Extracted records
■ ■ ■

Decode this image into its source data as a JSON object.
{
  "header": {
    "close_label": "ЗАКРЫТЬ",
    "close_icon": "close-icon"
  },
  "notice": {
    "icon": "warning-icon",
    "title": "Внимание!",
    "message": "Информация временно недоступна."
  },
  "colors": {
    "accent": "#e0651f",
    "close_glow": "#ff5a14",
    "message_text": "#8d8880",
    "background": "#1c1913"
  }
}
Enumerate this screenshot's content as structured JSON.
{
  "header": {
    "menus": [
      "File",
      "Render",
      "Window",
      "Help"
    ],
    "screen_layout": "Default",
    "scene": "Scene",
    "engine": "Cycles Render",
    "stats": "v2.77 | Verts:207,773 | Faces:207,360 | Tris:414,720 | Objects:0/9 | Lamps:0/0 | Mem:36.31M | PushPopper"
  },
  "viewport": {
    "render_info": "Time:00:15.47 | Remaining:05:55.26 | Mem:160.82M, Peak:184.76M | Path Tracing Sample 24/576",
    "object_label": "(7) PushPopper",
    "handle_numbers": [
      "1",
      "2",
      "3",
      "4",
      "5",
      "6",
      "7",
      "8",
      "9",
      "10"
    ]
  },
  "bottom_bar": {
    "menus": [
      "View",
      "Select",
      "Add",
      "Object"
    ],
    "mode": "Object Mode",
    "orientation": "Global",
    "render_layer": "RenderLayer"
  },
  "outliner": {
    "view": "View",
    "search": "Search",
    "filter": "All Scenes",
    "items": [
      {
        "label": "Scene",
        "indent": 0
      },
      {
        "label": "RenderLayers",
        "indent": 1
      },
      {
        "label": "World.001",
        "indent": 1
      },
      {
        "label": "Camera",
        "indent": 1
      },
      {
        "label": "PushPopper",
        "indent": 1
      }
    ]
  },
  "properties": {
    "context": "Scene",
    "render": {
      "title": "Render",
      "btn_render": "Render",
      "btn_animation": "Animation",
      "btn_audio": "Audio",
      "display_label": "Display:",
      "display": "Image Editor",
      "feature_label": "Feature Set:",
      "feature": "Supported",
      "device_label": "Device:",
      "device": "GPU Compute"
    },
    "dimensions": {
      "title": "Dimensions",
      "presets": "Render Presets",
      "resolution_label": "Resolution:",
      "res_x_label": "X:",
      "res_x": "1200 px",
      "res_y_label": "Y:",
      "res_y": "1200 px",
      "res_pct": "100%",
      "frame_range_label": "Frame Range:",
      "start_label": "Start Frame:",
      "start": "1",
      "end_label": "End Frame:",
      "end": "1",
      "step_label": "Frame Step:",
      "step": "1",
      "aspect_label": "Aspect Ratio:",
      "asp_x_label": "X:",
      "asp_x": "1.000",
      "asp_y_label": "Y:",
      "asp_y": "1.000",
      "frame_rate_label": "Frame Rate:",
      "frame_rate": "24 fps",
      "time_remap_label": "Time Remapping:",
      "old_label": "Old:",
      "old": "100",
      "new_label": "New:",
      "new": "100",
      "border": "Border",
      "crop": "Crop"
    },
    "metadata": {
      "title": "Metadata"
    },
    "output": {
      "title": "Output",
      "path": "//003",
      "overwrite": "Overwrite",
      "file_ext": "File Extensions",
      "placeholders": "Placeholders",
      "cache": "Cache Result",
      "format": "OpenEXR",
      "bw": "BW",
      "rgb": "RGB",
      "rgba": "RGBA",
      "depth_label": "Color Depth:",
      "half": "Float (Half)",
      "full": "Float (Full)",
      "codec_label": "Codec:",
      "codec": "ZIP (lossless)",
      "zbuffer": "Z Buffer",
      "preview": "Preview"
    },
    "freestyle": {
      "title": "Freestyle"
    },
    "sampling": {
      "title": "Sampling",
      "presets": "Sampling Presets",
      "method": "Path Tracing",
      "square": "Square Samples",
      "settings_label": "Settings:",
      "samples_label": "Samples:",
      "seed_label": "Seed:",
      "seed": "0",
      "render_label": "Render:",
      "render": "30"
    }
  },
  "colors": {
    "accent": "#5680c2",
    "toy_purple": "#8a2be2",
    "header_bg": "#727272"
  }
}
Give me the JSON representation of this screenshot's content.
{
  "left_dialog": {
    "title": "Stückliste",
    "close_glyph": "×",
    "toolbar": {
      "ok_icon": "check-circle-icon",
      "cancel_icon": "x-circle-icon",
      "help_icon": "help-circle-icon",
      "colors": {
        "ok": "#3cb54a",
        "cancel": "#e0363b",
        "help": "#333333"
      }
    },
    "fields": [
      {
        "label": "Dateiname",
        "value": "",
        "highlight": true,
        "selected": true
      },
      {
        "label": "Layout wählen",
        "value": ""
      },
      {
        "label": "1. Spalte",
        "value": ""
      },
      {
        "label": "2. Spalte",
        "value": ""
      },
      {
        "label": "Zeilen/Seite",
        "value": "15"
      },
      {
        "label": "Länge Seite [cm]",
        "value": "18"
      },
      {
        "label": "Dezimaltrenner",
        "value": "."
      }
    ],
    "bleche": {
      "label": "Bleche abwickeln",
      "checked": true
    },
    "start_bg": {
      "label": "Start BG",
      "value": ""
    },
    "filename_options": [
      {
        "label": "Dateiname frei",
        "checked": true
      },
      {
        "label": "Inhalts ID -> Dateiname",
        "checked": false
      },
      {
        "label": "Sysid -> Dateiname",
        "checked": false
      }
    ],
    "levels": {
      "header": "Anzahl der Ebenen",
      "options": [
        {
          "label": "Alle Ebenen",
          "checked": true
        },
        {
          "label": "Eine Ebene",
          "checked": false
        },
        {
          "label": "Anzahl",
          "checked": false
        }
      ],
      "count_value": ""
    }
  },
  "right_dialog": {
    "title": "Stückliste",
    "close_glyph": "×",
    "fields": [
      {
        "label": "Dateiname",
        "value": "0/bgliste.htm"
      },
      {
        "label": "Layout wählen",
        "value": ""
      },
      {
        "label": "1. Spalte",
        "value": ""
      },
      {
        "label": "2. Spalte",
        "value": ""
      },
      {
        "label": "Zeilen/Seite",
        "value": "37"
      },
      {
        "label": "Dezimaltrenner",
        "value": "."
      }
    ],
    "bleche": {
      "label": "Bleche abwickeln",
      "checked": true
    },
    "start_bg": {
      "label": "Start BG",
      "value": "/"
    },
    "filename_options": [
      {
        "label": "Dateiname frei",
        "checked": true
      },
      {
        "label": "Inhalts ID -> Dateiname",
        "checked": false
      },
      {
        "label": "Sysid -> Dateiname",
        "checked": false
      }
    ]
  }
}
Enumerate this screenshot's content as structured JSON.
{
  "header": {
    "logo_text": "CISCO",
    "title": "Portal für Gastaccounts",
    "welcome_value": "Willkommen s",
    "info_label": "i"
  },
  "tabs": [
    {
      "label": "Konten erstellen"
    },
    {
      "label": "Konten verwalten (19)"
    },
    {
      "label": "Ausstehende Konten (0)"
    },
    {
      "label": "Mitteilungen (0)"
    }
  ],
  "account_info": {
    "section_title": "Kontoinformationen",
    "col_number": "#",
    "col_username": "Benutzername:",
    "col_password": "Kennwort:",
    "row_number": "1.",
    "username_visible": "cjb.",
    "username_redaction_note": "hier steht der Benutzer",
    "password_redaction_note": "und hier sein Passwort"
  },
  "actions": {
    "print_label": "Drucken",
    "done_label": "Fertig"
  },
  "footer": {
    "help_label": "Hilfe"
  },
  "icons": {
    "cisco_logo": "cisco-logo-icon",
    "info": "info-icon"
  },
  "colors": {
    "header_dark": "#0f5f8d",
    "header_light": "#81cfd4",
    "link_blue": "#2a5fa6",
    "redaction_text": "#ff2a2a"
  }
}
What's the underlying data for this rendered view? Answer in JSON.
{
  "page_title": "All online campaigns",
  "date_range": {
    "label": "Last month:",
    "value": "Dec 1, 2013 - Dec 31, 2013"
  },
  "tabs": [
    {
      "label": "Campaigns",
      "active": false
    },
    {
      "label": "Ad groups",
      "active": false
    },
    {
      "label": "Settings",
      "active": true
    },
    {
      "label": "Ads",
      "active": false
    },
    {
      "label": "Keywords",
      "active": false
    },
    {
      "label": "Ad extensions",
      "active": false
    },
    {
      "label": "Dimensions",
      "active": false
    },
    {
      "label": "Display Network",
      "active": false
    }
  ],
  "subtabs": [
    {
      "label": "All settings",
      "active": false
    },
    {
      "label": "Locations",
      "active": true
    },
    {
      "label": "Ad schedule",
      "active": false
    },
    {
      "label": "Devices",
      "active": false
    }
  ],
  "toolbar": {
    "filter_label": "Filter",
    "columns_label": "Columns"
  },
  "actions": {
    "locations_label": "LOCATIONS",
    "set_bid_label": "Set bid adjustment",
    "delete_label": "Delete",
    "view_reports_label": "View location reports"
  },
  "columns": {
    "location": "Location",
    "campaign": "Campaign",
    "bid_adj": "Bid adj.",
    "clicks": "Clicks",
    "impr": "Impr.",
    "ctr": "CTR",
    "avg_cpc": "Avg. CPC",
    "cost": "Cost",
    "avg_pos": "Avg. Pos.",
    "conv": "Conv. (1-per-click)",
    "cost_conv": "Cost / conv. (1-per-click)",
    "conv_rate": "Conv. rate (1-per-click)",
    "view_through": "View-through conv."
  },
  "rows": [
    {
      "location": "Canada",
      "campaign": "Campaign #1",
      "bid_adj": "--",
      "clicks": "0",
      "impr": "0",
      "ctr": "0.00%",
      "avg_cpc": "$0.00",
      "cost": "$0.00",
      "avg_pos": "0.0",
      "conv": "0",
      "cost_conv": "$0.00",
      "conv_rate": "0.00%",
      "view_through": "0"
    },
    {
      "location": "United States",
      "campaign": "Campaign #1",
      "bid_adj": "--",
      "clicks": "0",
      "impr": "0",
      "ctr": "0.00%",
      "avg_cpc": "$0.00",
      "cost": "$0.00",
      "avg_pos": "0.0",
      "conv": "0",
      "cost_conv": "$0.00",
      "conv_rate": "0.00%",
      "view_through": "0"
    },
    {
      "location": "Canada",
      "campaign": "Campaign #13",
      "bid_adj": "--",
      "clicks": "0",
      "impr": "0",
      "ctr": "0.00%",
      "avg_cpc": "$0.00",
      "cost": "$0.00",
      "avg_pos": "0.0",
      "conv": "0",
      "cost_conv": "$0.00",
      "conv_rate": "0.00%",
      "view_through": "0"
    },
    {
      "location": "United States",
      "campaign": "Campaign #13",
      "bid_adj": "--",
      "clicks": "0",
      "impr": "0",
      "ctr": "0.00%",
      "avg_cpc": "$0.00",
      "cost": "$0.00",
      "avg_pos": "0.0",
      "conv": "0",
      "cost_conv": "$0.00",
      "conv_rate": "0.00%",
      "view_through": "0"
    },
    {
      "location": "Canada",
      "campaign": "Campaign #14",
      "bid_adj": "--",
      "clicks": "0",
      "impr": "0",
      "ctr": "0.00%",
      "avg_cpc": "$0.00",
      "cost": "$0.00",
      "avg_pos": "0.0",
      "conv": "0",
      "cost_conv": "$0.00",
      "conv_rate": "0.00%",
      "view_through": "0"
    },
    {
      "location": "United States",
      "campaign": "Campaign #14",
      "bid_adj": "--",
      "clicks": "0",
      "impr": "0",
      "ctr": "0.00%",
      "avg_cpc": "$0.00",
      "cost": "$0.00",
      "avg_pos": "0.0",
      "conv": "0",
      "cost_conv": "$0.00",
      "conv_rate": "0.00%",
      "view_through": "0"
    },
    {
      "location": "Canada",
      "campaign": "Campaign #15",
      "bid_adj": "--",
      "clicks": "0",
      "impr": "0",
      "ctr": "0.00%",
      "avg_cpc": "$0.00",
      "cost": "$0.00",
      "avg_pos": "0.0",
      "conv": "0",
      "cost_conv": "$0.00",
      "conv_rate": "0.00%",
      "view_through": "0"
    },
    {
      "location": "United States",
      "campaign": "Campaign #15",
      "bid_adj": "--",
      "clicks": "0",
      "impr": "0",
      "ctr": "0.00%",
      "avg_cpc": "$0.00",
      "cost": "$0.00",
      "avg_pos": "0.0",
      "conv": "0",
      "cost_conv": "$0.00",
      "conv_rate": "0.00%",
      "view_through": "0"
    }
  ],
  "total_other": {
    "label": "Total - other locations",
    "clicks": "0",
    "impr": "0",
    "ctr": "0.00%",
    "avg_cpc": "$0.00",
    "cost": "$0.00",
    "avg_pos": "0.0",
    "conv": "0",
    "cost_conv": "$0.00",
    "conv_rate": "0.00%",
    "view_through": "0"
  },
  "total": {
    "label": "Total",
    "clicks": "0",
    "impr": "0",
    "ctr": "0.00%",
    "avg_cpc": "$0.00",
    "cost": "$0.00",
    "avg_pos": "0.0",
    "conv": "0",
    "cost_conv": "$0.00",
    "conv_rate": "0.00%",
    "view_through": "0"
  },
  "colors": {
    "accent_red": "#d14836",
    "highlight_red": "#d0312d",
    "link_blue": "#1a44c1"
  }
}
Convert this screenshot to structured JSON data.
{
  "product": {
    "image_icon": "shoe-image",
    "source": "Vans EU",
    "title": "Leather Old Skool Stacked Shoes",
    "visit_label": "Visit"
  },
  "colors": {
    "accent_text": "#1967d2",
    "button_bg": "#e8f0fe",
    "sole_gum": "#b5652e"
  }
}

■ ■ ■

WHAT TO WORK ON
Only the number is wanted: how many lines of the data contain the word "JSON"?

OUTPUT FOR THIS TASK
6